Make an exact copy of the listing below.
------ WORKING DATA ------
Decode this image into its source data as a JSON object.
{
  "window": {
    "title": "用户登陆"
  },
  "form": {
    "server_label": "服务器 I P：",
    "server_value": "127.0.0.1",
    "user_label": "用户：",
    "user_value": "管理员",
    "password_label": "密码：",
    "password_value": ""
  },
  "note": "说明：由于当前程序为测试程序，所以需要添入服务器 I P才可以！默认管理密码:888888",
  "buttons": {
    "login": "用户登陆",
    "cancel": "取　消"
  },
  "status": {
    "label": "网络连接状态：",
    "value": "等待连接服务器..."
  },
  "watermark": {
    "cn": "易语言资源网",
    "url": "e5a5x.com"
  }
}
------
SOLUTION TO THIS PROBLEM »
Decode this image into its source data as a JSON object.
{
  "window": {
    "title": "用户登陆"
  },
  "form": {
    "server_label": "服务器 I P：",
    "server_value": "127.0.0.1",
    "user_label": "用户：",
    "user_value": "管理员",
    "password_label": "密码：",
    "password_value": ""
  },
  "note": "说明：由于当前程序为测试程序，所以需要添入服务器 I P才可以！默认管理密码:888888",
  "buttons": {
    "login": "用户登陆",
    "cancel": "取　消"
  },
  "status": {
    "label": "网络连接状态：",
    "value": "等待连接服务器..."
  },
  "watermark": {
    "cn": "易语言资源网",
    "url": "e5a5x.com"
  }
}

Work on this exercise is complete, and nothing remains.